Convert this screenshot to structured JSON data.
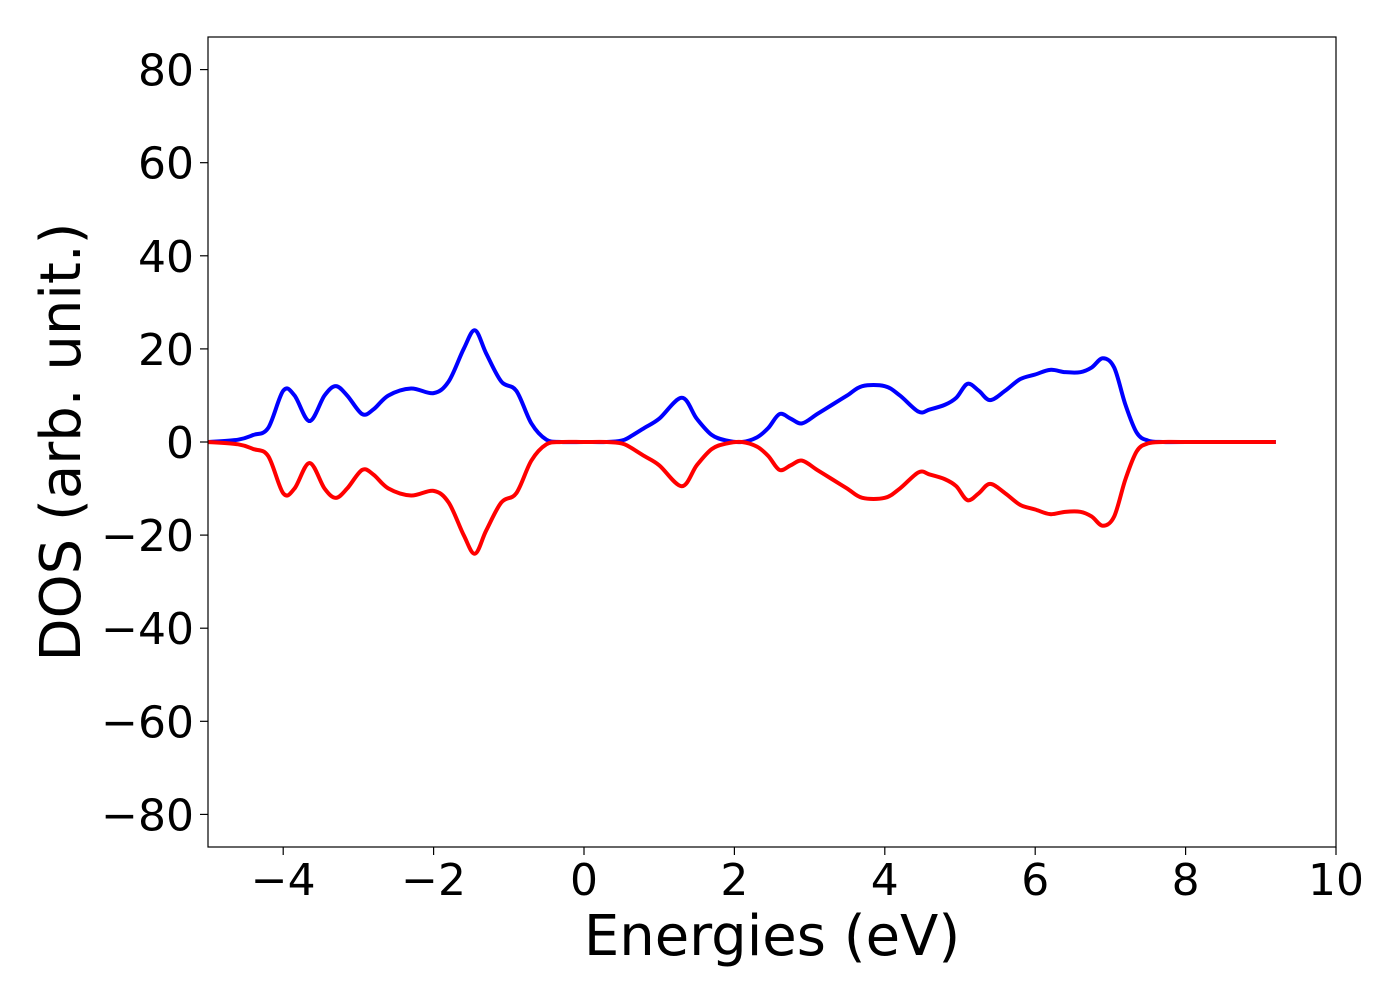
{
  "chart_data": {
    "type": "line",
    "xlabel": "Energies (eV)",
    "ylabel": "DOS (arb. unit.)",
    "xlim": [
      -5,
      10
    ],
    "ylim": [
      -87,
      87
    ],
    "xticks": [
      -4,
      -2,
      0,
      2,
      4,
      6,
      8,
      10
    ],
    "xtick_labels": [
      "−4",
      "−2",
      "0",
      "2",
      "4",
      "6",
      "8",
      "10"
    ],
    "yticks": [
      80,
      60,
      40,
      20,
      0,
      -20,
      -40,
      -60,
      -80
    ],
    "ytick_labels": [
      "80",
      "60",
      "40",
      "20",
      "0",
      "−20",
      "−40",
      "−60",
      "−80"
    ],
    "grid": false,
    "series": [
      {
        "color": "#0000ff",
        "x": [
          -5.0,
          -4.6,
          -4.4,
          -4.2,
          -4.0,
          -3.85,
          -3.65,
          -3.45,
          -3.3,
          -3.15,
          -2.95,
          -2.8,
          -2.6,
          -2.3,
          -2.0,
          -1.8,
          -1.6,
          -1.45,
          -1.3,
          -1.1,
          -0.9,
          -0.7,
          -0.5,
          -0.3,
          0.0,
          0.3,
          0.5,
          0.6,
          0.8,
          1.0,
          1.3,
          1.5,
          1.7,
          1.9,
          2.1,
          2.3,
          2.45,
          2.6,
          2.75,
          2.9,
          3.1,
          3.3,
          3.5,
          3.7,
          4.0,
          4.2,
          4.45,
          4.6,
          4.8,
          4.95,
          5.1,
          5.25,
          5.4,
          5.6,
          5.8,
          6.0,
          6.2,
          6.4,
          6.6,
          6.75,
          6.9,
          7.05,
          7.2,
          7.35,
          7.5,
          7.7,
          8.0,
          9.2
        ],
        "values": [
          0,
          0.5,
          1.5,
          3,
          11,
          10,
          4.5,
          10,
          12,
          10,
          6,
          7,
          10,
          11.5,
          10.5,
          13,
          20,
          24,
          19,
          13,
          11,
          4,
          0.5,
          0,
          0,
          0,
          0.3,
          1,
          3,
          5,
          9.5,
          5,
          1.5,
          0.3,
          0,
          1,
          3,
          6,
          5,
          4,
          6,
          8,
          10,
          12,
          12,
          10,
          6.5,
          7,
          8,
          9.5,
          12.5,
          11,
          9,
          11,
          13.5,
          14.5,
          15.5,
          15,
          15,
          16,
          18,
          16,
          8,
          2,
          0.3,
          0,
          0,
          0
        ]
      },
      {
        "color": "#ff0000",
        "x": [
          -5.0,
          -4.6,
          -4.4,
          -4.2,
          -4.0,
          -3.85,
          -3.65,
          -3.45,
          -3.3,
          -3.15,
          -2.95,
          -2.8,
          -2.6,
          -2.3,
          -2.0,
          -1.8,
          -1.6,
          -1.45,
          -1.3,
          -1.1,
          -0.9,
          -0.7,
          -0.5,
          -0.3,
          0.0,
          0.3,
          0.5,
          0.6,
          0.8,
          1.0,
          1.3,
          1.5,
          1.7,
          1.9,
          2.1,
          2.3,
          2.45,
          2.6,
          2.75,
          2.9,
          3.1,
          3.3,
          3.5,
          3.7,
          4.0,
          4.2,
          4.45,
          4.6,
          4.8,
          4.95,
          5.1,
          5.25,
          5.4,
          5.6,
          5.8,
          6.0,
          6.2,
          6.4,
          6.6,
          6.75,
          6.9,
          7.05,
          7.2,
          7.35,
          7.5,
          7.7,
          8.0,
          9.2
        ],
        "values": [
          0,
          -0.5,
          -1.5,
          -3,
          -11,
          -10,
          -4.5,
          -10,
          -12,
          -10,
          -6,
          -7,
          -10,
          -11.5,
          -10.5,
          -13,
          -20,
          -24,
          -19,
          -13,
          -11,
          -4,
          -0.5,
          0,
          0,
          0,
          -0.3,
          -1,
          -3,
          -5,
          -9.5,
          -5,
          -1.5,
          -0.3,
          0,
          -1,
          -3,
          -6,
          -5,
          -4,
          -6,
          -8,
          -10,
          -12,
          -12,
          -10,
          -6.5,
          -7,
          -8,
          -9.5,
          -12.5,
          -11,
          -9,
          -11,
          -13.5,
          -14.5,
          -15.5,
          -15,
          -15,
          -16,
          -18,
          -16,
          -8,
          -2,
          -0.3,
          0,
          0,
          0
        ]
      }
    ]
  }
}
=-=-=
Repeat the material above in full and exactly, apart from the pictures.

* [Response to the exercise]
Convert this screenshot to structured JSON data.
{
  "chart_data": {
    "type": "line",
    "xlabel": "Energies (eV)",
    "ylabel": "DOS (arb. unit.)",
    "xlim": [
      -5,
      10
    ],
    "ylim": [
      -87,
      87
    ],
    "xticks": [
      -4,
      -2,
      0,
      2,
      4,
      6,
      8,
      10
    ],
    "xtick_labels": [
      "−4",
      "−2",
      "0",
      "2",
      "4",
      "6",
      "8",
      "10"
    ],
    "yticks": [
      80,
      60,
      40,
      20,
      0,
      -20,
      -40,
      -60,
      -80
    ],
    "ytick_labels": [
      "80",
      "60",
      "40",
      "20",
      "0",
      "−20",
      "−40",
      "−60",
      "−80"
    ],
    "grid": false,
    "series": [
      {
        "color": "#0000ff",
        "x": [
          -5.0,
          -4.6,
          -4.4,
          -4.2,
          -4.0,
          -3.85,
          -3.65,
          -3.45,
          -3.3,
          -3.15,
          -2.95,
          -2.8,
          -2.6,
          -2.3,
          -2.0,
          -1.8,
          -1.6,
          -1.45,
          -1.3,
          -1.1,
          -0.9,
          -0.7,
          -0.5,
          -0.3,
          0.0,
          0.3,
          0.5,
          0.6,
          0.8,
          1.0,
          1.3,
          1.5,
          1.7,
          1.9,
          2.1,
          2.3,
          2.45,
          2.6,
          2.75,
          2.9,
          3.1,
          3.3,
          3.5,
          3.7,
          4.0,
          4.2,
          4.45,
          4.6,
          4.8,
          4.95,
          5.1,
          5.25,
          5.4,
          5.6,
          5.8,
          6.0,
          6.2,
          6.4,
          6.6,
          6.75,
          6.9,
          7.05,
          7.2,
          7.35,
          7.5,
          7.7,
          8.0,
          9.2
        ],
        "values": [
          0,
          0.5,
          1.5,
          3,
          11,
          10,
          4.5,
          10,
          12,
          10,
          6,
          7,
          10,
          11.5,
          10.5,
          13,
          20,
          24,
          19,
          13,
          11,
          4,
          0.5,
          0,
          0,
          0,
          0.3,
          1,
          3,
          5,
          9.5,
          5,
          1.5,
          0.3,
          0,
          1,
          3,
          6,
          5,
          4,
          6,
          8,
          10,
          12,
          12,
          10,
          6.5,
          7,
          8,
          9.5,
          12.5,
          11,
          9,
          11,
          13.5,
          14.5,
          15.5,
          15,
          15,
          16,
          18,
          16,
          8,
          2,
          0.3,
          0,
          0,
          0
        ]
      },
      {
        "color": "#ff0000",
        "x": [
          -5.0,
          -4.6,
          -4.4,
          -4.2,
          -4.0,
          -3.85,
          -3.65,
          -3.45,
          -3.3,
          -3.15,
          -2.95,
          -2.8,
          -2.6,
          -2.3,
          -2.0,
          -1.8,
          -1.6,
          -1.45,
          -1.3,
          -1.1,
          -0.9,
          -0.7,
          -0.5,
          -0.3,
          0.0,
          0.3,
          0.5,
          0.6,
          0.8,
          1.0,
          1.3,
          1.5,
          1.7,
          1.9,
          2.1,
          2.3,
          2.45,
          2.6,
          2.75,
          2.9,
          3.1,
          3.3,
          3.5,
          3.7,
          4.0,
          4.2,
          4.45,
          4.6,
          4.8,
          4.95,
          5.1,
          5.25,
          5.4,
          5.6,
          5.8,
          6.0,
          6.2,
          6.4,
          6.6,
          6.75,
          6.9,
          7.05,
          7.2,
          7.35,
          7.5,
          7.7,
          8.0,
          9.2
        ],
        "values": [
          0,
          -0.5,
          -1.5,
          -3,
          -11,
          -10,
          -4.5,
          -10,
          -12,
          -10,
          -6,
          -7,
          -10,
          -11.5,
          -10.5,
          -13,
          -20,
          -24,
          -19,
          -13,
          -11,
          -4,
          -0.5,
          0,
          0,
          0,
          -0.3,
          -1,
          -3,
          -5,
          -9.5,
          -5,
          -1.5,
          -0.3,
          0,
          -1,
          -3,
          -6,
          -5,
          -4,
          -6,
          -8,
          -10,
          -12,
          -12,
          -10,
          -6.5,
          -7,
          -8,
          -9.5,
          -12.5,
          -11,
          -9,
          -11,
          -13.5,
          -14.5,
          -15.5,
          -15,
          -15,
          -16,
          -18,
          -16,
          -8,
          -2,
          -0.3,
          0,
          0,
          0
        ]
      }
    ]
  }
}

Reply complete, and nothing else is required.